[Start of Items]

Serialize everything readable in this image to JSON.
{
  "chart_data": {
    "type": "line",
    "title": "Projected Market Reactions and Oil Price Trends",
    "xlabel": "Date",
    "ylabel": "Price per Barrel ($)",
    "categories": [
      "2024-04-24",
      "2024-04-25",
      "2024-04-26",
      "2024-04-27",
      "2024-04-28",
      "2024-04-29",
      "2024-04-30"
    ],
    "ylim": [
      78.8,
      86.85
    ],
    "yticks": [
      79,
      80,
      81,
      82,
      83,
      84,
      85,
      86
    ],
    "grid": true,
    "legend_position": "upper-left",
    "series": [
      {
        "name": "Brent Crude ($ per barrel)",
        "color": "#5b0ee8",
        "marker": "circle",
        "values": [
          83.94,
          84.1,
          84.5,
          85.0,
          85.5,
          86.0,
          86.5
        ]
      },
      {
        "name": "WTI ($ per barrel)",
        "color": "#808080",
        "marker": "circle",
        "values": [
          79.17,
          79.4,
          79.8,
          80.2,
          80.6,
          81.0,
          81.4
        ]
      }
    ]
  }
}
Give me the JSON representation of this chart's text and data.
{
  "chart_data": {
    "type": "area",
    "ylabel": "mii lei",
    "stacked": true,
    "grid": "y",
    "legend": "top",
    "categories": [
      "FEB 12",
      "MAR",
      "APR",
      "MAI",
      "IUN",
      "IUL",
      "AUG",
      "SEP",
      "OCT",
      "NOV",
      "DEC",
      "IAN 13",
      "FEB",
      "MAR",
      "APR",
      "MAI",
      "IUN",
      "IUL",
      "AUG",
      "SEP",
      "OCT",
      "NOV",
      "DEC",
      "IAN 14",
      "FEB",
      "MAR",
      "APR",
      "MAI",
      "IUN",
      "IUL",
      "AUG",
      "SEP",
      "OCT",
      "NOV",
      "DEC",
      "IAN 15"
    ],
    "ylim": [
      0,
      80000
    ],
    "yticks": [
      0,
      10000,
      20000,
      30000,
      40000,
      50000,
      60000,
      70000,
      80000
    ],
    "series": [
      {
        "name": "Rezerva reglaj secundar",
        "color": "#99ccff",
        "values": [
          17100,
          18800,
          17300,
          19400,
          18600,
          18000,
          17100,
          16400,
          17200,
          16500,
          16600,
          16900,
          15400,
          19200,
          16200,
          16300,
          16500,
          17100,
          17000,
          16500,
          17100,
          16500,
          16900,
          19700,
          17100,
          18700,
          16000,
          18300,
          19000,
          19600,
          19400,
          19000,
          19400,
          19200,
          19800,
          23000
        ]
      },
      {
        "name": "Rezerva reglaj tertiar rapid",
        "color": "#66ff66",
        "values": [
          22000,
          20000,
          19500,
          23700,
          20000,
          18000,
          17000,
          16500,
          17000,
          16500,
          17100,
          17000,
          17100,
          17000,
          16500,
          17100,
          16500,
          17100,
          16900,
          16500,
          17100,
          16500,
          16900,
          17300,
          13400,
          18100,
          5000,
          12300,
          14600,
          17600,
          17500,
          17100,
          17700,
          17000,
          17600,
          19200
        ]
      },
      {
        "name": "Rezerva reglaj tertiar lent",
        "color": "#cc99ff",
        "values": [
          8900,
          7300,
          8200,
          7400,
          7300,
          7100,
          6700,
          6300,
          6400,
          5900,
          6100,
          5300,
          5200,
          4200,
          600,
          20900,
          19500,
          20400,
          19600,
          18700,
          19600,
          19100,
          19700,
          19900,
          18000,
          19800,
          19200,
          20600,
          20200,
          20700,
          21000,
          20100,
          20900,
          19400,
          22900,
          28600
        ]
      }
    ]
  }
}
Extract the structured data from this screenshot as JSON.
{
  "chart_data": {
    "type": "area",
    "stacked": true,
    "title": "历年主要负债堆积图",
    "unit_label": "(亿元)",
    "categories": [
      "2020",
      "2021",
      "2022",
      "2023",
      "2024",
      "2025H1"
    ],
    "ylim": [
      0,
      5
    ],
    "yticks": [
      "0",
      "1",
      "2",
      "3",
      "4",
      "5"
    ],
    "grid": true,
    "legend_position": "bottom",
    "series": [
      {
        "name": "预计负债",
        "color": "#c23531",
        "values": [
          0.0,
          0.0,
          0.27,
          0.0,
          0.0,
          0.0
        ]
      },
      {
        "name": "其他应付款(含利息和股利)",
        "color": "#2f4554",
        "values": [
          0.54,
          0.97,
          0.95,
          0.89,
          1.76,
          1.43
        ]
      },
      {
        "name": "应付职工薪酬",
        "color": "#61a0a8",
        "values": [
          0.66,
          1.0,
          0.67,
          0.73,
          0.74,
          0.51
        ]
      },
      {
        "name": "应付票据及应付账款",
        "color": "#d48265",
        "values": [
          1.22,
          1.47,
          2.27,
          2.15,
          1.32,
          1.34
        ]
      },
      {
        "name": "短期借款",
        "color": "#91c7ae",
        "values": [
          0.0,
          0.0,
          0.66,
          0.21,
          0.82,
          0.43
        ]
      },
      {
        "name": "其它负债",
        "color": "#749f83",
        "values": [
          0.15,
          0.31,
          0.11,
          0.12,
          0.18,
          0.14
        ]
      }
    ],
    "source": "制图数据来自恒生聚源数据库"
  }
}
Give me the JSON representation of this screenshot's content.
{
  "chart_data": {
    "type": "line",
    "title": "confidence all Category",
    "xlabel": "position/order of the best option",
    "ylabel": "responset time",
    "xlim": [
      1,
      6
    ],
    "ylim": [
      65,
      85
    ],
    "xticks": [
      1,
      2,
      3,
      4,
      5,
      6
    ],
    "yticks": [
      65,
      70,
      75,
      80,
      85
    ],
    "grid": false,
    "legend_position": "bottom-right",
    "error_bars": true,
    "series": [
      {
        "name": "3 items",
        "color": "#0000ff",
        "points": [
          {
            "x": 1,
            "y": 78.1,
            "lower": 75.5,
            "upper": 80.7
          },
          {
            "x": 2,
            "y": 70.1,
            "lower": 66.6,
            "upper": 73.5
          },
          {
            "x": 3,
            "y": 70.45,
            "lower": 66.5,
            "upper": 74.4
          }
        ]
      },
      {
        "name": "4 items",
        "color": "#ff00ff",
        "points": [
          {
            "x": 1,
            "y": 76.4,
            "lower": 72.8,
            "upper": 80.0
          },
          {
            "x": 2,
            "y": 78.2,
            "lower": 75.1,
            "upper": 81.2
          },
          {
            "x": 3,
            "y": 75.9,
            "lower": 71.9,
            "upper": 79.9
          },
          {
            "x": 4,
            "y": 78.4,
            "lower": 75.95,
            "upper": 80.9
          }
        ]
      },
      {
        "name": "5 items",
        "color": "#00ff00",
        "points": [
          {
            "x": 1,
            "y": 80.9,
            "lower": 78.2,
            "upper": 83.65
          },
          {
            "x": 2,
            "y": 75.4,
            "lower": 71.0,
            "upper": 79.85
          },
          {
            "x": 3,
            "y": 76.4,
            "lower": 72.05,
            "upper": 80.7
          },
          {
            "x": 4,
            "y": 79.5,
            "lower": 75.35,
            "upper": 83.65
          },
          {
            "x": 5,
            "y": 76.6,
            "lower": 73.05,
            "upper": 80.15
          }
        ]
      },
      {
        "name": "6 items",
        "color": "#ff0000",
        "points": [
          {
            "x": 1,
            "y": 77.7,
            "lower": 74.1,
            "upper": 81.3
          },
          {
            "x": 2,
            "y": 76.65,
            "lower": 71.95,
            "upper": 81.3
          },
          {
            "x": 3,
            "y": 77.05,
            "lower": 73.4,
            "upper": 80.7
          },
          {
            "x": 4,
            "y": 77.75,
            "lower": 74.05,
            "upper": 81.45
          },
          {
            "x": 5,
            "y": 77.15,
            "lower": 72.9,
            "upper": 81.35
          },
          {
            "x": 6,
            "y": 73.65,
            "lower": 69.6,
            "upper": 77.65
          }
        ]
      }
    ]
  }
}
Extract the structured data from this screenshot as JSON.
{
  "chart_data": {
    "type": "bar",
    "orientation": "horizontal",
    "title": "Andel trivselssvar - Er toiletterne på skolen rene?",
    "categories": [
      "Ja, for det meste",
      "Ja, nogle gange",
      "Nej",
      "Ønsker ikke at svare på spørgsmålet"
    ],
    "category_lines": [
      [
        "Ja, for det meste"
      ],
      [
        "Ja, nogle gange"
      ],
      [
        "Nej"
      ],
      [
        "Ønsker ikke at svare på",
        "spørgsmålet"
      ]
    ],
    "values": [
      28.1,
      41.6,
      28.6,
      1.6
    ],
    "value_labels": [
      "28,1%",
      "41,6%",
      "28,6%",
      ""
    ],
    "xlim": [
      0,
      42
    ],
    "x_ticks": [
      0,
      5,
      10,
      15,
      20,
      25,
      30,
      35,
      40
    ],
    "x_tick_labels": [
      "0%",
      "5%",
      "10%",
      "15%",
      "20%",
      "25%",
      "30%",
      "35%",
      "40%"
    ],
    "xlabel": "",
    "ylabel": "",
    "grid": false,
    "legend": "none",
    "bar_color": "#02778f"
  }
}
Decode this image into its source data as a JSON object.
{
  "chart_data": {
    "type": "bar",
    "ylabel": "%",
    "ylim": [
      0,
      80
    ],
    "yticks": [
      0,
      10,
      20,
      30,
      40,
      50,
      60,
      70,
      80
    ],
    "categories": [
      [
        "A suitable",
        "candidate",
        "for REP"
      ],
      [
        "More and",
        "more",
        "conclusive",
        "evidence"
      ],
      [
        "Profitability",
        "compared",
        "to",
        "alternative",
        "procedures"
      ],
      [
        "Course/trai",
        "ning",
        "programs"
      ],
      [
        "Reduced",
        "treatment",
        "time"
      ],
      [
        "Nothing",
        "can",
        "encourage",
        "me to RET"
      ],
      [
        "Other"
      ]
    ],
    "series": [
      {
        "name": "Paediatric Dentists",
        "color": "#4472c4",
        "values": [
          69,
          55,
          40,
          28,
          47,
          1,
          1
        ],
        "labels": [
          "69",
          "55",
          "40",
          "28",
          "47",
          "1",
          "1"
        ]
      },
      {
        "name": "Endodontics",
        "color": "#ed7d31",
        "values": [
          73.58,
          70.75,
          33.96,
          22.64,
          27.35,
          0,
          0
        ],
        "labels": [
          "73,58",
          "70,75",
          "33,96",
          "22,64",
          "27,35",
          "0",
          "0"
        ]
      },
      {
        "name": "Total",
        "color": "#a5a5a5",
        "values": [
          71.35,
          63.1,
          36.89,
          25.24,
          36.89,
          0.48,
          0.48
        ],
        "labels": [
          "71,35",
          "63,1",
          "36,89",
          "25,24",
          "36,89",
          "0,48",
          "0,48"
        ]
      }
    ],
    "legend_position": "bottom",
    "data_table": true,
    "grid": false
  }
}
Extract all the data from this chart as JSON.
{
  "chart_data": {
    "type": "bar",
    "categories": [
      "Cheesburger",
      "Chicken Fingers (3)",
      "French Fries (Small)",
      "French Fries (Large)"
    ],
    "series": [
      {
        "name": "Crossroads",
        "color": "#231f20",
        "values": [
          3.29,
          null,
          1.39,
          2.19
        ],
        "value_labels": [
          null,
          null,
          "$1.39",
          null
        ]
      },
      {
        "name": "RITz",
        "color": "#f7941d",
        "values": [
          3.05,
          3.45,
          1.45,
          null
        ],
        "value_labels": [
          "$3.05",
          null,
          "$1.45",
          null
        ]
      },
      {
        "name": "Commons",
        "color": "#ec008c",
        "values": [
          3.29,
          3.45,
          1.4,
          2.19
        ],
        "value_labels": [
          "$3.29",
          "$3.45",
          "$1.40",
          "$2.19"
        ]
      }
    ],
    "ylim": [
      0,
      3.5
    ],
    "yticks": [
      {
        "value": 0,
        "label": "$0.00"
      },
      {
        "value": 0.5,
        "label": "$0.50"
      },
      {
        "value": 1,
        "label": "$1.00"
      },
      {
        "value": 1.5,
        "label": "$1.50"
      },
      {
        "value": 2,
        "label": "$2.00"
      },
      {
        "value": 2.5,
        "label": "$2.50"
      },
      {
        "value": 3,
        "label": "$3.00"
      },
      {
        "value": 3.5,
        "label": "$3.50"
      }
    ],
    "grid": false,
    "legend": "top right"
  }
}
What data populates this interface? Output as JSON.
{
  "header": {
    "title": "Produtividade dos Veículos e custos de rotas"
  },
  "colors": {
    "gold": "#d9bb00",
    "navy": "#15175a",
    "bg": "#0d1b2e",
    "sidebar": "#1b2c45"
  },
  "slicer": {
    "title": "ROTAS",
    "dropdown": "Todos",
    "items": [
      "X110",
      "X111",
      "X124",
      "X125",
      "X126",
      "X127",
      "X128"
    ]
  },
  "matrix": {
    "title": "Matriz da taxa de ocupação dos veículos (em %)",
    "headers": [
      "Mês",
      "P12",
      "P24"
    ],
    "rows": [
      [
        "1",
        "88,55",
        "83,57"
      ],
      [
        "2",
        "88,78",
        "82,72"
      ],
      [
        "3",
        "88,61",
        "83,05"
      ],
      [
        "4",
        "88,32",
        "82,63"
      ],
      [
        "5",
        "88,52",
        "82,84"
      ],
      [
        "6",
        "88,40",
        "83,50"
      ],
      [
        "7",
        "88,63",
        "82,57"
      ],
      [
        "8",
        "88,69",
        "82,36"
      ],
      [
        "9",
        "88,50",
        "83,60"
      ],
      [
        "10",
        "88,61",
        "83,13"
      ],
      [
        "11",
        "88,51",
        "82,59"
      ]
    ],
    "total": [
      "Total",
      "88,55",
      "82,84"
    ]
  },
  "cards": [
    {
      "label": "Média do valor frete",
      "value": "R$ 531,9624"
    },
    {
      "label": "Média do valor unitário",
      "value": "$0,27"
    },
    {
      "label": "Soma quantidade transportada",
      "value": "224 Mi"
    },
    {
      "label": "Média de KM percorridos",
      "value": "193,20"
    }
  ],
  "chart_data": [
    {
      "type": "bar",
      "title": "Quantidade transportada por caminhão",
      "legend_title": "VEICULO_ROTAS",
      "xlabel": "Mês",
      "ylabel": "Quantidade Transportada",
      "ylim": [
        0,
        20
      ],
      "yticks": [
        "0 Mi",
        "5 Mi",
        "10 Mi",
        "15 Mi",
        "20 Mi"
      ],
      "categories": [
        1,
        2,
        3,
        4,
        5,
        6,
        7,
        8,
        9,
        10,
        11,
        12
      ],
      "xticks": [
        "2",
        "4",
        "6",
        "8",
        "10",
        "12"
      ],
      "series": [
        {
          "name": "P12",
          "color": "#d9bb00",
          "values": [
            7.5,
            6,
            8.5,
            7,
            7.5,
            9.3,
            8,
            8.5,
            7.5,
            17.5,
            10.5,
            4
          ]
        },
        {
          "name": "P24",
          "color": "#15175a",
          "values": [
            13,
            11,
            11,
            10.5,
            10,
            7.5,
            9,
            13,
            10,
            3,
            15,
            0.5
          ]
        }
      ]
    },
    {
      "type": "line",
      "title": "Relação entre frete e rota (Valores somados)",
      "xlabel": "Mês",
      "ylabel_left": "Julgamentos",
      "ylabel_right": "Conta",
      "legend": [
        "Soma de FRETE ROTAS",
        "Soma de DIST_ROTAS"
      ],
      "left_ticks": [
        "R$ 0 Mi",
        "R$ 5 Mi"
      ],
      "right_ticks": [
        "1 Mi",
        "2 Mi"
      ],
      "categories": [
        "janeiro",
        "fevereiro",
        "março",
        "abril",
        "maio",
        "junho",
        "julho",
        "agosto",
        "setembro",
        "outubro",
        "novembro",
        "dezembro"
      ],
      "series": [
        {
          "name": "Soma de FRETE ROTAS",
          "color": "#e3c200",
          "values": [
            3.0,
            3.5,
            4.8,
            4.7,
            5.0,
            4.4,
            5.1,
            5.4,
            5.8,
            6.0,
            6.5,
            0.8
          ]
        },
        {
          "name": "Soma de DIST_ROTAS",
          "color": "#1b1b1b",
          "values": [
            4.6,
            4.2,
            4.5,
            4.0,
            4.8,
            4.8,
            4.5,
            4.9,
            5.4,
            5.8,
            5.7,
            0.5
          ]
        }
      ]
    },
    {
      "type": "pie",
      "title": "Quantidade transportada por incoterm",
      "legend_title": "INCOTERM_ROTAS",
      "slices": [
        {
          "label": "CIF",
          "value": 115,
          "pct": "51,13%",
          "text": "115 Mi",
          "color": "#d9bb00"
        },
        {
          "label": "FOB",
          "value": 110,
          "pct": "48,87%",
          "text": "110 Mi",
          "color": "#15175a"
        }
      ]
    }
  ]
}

[End of Items]

**Task to carry out**
Out of the records, collect only those lines that contain the string "ikke".

**Task answer**
      "Ønsker ikke at svare på spørgsmålet"
        "Ønsker ikke at svare på",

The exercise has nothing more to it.